(Labeled region entries)
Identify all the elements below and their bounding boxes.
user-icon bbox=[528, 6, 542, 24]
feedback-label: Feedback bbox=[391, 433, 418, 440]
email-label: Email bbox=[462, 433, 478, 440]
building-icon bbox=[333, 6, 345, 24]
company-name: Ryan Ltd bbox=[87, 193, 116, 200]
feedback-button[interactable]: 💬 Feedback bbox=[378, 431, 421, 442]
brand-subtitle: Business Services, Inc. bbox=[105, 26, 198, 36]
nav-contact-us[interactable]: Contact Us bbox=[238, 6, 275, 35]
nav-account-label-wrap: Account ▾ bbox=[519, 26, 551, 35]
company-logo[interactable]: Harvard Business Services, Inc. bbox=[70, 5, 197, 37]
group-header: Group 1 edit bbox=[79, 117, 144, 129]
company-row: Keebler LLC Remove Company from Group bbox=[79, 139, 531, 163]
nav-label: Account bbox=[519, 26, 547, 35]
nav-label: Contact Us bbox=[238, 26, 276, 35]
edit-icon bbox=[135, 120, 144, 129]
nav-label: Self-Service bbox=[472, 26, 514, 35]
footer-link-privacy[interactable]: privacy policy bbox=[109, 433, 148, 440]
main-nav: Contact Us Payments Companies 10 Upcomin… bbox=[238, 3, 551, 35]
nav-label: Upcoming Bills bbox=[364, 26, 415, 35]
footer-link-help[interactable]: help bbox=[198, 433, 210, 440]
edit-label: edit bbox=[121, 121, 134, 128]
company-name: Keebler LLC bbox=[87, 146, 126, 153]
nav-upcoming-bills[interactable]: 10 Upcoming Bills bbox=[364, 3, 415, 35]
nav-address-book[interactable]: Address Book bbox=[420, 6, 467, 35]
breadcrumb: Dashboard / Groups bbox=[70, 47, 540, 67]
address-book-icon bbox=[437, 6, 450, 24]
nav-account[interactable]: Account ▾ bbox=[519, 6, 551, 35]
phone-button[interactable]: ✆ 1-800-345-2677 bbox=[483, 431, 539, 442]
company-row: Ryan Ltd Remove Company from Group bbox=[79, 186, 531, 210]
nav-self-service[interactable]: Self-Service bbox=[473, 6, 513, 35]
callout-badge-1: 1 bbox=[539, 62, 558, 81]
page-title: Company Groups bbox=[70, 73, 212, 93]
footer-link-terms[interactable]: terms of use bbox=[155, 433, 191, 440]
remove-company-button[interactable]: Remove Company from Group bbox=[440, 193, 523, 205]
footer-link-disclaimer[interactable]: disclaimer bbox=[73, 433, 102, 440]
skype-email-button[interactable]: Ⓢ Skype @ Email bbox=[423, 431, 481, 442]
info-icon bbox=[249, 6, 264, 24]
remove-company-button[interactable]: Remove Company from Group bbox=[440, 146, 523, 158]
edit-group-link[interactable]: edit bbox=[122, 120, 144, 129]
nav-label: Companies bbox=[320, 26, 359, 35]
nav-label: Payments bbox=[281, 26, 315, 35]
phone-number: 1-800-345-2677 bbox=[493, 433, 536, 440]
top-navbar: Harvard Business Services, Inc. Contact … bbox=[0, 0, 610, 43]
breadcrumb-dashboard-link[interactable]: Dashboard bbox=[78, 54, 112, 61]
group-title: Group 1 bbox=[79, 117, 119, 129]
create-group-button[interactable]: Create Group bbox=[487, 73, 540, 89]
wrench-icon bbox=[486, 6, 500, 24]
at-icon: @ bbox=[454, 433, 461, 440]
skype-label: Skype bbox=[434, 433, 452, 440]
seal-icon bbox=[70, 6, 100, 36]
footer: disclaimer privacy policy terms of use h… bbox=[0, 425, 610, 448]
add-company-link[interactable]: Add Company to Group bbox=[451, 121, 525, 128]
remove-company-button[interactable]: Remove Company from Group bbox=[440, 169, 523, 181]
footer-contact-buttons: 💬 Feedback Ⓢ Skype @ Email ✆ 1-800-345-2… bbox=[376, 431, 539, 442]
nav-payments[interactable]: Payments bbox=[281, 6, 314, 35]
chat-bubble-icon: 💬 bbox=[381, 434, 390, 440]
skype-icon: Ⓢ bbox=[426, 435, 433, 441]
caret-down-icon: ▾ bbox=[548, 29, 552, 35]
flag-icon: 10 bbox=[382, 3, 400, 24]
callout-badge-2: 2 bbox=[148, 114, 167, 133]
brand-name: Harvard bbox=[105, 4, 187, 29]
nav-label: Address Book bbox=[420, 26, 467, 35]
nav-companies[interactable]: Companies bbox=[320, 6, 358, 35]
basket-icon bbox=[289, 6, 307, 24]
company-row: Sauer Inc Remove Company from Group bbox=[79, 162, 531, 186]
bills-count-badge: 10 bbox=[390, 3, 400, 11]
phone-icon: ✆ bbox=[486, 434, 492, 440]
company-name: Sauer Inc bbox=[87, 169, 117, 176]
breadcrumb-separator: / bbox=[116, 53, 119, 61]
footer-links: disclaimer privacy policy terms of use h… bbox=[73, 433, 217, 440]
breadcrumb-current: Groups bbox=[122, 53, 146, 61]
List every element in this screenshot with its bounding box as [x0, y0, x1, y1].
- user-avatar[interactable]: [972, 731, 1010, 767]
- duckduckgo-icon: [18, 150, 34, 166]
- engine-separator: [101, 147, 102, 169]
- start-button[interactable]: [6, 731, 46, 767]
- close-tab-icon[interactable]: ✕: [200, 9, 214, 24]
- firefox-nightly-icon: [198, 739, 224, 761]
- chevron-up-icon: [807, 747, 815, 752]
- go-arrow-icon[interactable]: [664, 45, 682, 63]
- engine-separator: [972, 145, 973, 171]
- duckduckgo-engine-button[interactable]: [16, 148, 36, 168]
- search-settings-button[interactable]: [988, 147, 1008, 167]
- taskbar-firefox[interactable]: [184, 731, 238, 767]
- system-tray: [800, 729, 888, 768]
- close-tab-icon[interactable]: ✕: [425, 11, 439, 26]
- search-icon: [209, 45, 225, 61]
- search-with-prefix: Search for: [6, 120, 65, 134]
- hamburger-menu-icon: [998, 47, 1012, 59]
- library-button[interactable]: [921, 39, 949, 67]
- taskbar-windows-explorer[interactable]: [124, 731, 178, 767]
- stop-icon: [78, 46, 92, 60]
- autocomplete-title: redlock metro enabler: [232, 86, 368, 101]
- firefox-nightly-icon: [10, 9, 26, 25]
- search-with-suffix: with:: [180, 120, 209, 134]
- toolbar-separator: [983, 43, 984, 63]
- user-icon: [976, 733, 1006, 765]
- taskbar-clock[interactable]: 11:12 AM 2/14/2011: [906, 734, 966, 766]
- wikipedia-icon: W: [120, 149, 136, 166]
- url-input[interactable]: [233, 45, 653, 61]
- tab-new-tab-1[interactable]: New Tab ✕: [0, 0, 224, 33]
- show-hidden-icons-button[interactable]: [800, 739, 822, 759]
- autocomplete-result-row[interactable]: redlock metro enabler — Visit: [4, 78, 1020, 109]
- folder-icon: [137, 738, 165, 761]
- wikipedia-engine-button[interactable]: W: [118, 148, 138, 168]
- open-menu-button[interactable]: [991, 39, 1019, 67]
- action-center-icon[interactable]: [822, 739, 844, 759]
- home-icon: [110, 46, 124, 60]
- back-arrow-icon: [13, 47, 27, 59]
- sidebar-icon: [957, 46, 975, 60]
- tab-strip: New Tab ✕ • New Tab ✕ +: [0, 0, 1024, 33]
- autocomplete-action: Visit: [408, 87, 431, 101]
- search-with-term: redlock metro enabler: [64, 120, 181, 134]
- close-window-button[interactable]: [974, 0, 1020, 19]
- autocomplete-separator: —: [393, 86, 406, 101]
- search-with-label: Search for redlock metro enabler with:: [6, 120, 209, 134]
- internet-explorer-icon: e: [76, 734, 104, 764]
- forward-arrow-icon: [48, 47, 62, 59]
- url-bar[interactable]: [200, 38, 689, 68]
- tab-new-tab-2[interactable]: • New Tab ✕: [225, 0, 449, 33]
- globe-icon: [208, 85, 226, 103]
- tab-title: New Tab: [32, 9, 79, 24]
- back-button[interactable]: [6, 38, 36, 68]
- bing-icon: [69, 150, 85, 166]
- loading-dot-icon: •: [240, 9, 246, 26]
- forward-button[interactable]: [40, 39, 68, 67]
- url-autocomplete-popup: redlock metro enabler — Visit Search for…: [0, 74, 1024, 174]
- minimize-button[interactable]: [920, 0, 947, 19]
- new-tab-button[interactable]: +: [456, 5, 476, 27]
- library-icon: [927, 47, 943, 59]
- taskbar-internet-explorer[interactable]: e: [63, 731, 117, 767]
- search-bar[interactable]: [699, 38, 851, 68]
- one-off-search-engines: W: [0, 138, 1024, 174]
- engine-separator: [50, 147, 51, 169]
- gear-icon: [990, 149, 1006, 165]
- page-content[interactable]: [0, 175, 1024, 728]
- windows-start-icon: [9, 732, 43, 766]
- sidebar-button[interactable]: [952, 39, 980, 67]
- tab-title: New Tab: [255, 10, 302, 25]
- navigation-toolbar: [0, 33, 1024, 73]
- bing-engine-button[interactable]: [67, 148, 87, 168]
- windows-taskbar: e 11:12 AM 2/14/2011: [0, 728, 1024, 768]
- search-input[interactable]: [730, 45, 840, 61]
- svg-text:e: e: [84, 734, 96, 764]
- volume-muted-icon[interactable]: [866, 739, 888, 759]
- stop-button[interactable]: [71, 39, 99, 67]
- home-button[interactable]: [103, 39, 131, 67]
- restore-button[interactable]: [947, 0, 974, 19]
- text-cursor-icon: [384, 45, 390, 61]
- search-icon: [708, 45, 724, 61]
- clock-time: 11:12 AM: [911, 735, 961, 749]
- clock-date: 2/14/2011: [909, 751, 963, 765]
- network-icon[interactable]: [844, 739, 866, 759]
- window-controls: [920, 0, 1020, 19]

→ Exercise aim: In the rows from the first line up to and including the line with "feedback-button[interactable]: 💬 Feedback", substitute "Ryan Group" for "Ryan Ltd". Return only those lines, with nothing else changed.

→ Solved exercise:
Identify all the elements below and their bounding boxes.
user-icon bbox=[528, 6, 542, 24]
feedback-label: Feedback bbox=[391, 433, 418, 440]
email-label: Email bbox=[462, 433, 478, 440]
building-icon bbox=[333, 6, 345, 24]
company-name: Ryan Group bbox=[87, 193, 116, 200]
feedback-button[interactable]: 💬 Feedback bbox=[378, 431, 421, 442]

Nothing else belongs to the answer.